Exercise prompt:
Take every line from the entries below that includes the word "från" and copy it.

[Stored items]

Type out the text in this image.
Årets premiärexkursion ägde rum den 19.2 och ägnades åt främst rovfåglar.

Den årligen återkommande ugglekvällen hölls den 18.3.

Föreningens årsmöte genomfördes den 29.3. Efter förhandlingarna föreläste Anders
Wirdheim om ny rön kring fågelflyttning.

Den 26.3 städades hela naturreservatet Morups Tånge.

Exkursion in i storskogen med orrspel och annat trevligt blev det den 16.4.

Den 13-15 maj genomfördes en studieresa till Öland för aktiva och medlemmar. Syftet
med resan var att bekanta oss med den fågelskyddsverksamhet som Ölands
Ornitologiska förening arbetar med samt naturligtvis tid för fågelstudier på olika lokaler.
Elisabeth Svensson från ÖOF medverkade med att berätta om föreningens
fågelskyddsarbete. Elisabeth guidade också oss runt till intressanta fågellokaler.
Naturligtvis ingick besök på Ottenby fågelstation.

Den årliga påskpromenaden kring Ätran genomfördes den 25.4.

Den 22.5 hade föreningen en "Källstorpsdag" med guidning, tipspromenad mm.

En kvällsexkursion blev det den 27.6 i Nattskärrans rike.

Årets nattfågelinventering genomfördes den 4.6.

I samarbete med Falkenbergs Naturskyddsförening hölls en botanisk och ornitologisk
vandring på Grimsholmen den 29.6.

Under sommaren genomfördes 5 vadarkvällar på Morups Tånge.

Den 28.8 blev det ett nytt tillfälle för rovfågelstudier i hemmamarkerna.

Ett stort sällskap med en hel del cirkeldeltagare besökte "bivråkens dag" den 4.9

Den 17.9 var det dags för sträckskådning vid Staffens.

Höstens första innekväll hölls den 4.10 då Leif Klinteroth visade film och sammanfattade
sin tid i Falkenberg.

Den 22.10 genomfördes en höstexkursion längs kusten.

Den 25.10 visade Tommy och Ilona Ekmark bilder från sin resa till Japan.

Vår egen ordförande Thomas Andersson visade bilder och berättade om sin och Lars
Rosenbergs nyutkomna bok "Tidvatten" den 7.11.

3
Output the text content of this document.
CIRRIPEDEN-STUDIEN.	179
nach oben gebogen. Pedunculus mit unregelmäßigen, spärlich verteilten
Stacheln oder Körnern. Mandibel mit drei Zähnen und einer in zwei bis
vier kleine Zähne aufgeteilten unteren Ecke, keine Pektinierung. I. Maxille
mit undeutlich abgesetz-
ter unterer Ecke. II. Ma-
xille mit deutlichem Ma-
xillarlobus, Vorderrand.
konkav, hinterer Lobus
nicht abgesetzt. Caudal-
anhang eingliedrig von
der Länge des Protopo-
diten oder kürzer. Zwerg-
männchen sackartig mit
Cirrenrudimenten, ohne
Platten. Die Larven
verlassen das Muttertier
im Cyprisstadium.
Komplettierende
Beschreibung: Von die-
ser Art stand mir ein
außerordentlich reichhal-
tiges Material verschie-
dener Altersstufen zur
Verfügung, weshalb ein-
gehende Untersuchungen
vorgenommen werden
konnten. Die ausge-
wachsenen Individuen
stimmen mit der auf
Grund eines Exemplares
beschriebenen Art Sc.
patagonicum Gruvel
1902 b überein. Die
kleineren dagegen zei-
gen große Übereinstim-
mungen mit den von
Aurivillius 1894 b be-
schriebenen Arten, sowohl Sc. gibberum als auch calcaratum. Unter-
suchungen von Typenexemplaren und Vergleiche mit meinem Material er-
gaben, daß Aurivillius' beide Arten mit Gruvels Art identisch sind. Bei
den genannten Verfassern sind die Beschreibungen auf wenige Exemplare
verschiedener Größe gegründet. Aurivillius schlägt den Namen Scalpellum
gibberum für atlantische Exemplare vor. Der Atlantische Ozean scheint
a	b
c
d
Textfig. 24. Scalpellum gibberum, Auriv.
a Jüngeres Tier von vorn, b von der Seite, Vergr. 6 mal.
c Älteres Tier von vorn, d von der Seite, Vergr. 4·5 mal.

Your response:
Elisabeth Svensson från ÖOF medverkade med att berätta om föreningens
Den 25.10 visade Tommy och Ilona Ekmark bilder från sin resa till Japan.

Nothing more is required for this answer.